STATED GOAL: Set down the data below without change, skipping the pictures it holds.

Excerpt from a dataset:
--------
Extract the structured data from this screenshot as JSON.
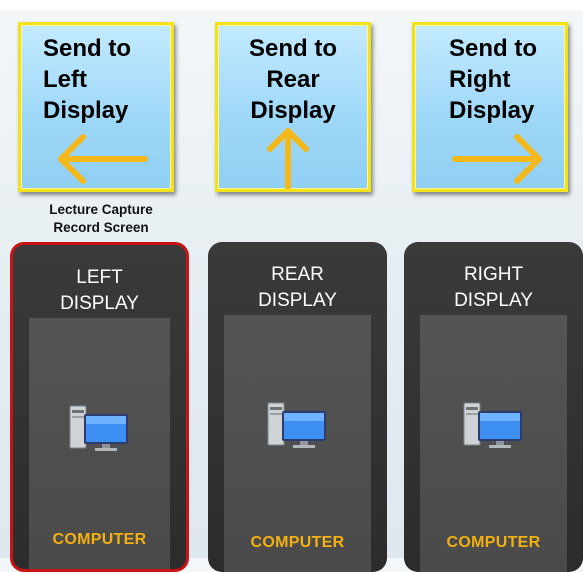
{
  "send_buttons": [
    {
      "label": "Send to\nLeft\nDisplay",
      "icon": "arrow-left-icon"
    },
    {
      "label": "Send to\nRear\nDisplay",
      "icon": "arrow-up-icon"
    },
    {
      "label": "Send to\nRight\nDisplay",
      "icon": "arrow-right-icon"
    }
  ],
  "lecture_capture_label": "Lecture Capture\nRecord Screen",
  "displays": [
    {
      "title": "LEFT\nDISPLAY",
      "source": "COMPUTER",
      "selected": true
    },
    {
      "title": "REAR\nDISPLAY",
      "source": "COMPUTER",
      "selected": false
    },
    {
      "title": "RIGHT\nDISPLAY",
      "source": "COMPUTER",
      "selected": false
    }
  ],
  "colors": {
    "button_border": "#f1e21c",
    "button_fill": "#9fd8f8",
    "arrow": "#f5b81a",
    "panel": "#2c2c2c",
    "source_text": "#f4b010",
    "selected_border": "#c81414"
  }
}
--------
SOLUTION TO THE PROBLEM:
Extract the structured data from this screenshot as JSON.
{
  "send_buttons": [
    {
      "label": "Send to\nLeft\nDisplay",
      "icon": "arrow-left-icon"
    },
    {
      "label": "Send to\nRear\nDisplay",
      "icon": "arrow-up-icon"
    },
    {
      "label": "Send to\nRight\nDisplay",
      "icon": "arrow-right-icon"
    }
  ],
  "lecture_capture_label": "Lecture Capture\nRecord Screen",
  "displays": [
    {
      "title": "LEFT\nDISPLAY",
      "source": "COMPUTER",
      "selected": true
    },
    {
      "title": "REAR\nDISPLAY",
      "source": "COMPUTER",
      "selected": false
    },
    {
      "title": "RIGHT\nDISPLAY",
      "source": "COMPUTER",
      "selected": false
    }
  ],
  "colors": {
    "button_border": "#f1e21c",
    "button_fill": "#9fd8f8",
    "arrow": "#f5b81a",
    "panel": "#2c2c2c",
    "source_text": "#f4b010",
    "selected_border": "#c81414"
  }
}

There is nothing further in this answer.